DO THIS: Where a line contains the word "title", copy that line in full.

-- BEGIN --

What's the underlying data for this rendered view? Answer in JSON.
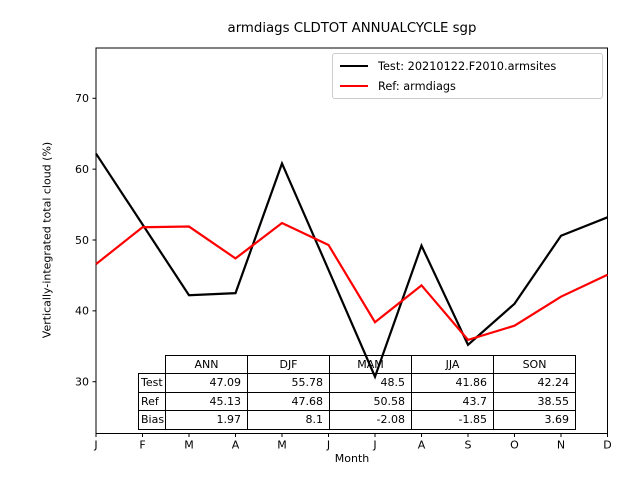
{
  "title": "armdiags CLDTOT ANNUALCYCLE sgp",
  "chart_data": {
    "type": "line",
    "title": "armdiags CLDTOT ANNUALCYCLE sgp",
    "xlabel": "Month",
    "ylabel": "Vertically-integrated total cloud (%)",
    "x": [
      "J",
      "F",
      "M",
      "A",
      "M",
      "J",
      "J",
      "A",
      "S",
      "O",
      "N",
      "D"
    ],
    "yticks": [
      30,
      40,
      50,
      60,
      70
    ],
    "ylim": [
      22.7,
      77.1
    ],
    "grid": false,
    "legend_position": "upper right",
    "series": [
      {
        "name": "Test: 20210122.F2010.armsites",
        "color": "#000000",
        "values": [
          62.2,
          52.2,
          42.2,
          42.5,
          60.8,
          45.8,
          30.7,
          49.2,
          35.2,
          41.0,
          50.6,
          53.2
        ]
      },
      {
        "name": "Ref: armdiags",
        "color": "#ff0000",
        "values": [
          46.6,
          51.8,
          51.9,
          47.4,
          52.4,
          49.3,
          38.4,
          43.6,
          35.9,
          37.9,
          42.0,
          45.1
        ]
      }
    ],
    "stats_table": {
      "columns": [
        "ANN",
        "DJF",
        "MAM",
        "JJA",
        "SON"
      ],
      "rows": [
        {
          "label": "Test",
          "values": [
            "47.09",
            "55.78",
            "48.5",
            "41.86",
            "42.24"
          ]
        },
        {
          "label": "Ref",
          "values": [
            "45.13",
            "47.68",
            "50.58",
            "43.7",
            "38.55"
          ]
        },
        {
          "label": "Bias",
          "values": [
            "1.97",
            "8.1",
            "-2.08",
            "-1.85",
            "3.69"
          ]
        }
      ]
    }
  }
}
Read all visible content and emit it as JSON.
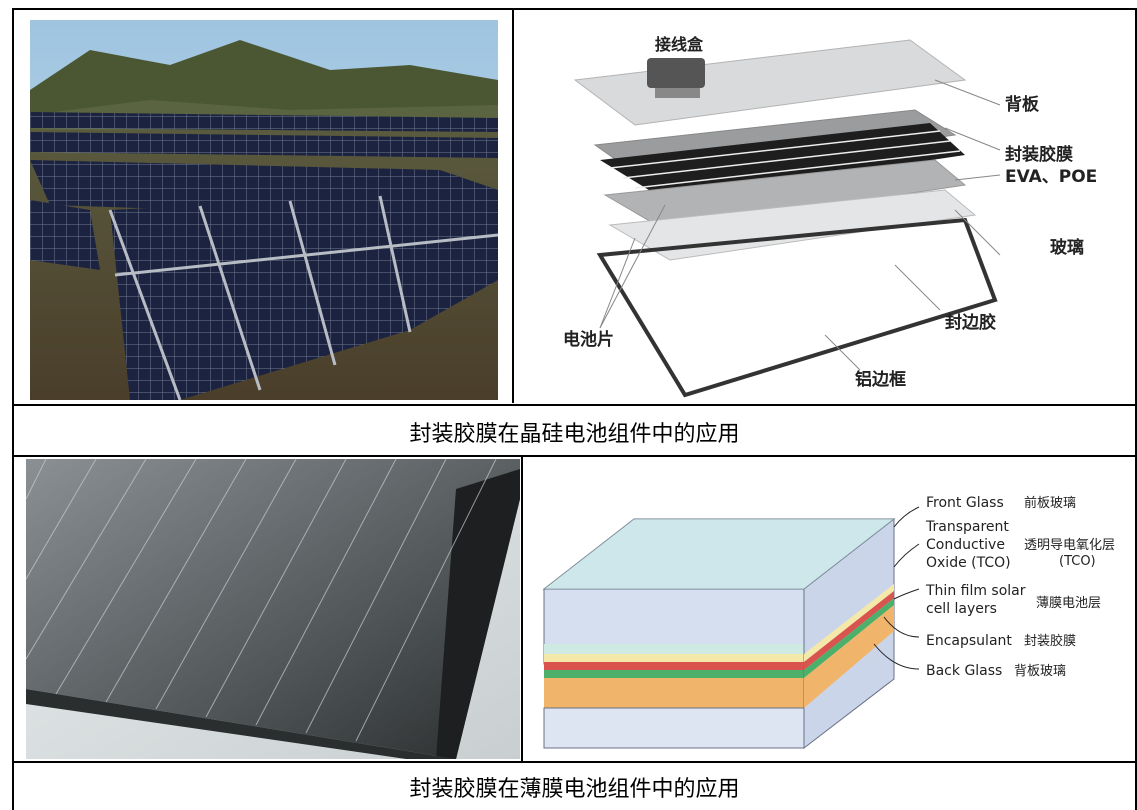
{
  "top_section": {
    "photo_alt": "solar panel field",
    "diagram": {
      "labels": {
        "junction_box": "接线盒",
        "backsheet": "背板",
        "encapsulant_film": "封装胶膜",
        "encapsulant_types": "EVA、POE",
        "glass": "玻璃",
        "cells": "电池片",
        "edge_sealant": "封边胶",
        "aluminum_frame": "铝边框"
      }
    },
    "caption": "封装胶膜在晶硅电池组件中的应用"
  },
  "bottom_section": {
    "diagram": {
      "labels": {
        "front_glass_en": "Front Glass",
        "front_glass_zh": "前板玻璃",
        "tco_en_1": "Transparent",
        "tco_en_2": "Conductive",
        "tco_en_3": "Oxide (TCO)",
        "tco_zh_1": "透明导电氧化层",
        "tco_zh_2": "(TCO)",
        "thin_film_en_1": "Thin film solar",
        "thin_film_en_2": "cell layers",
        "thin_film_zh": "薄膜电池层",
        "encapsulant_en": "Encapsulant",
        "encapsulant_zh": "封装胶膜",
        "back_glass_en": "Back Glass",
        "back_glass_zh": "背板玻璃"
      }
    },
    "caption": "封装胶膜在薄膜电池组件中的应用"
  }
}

-- END --

WRITTEN RESPONSE:
  "title": "armdiags CLDTOT ANNUALCYCLE sgp",
    "title": "armdiags CLDTOT ANNUALCYCLE sgp",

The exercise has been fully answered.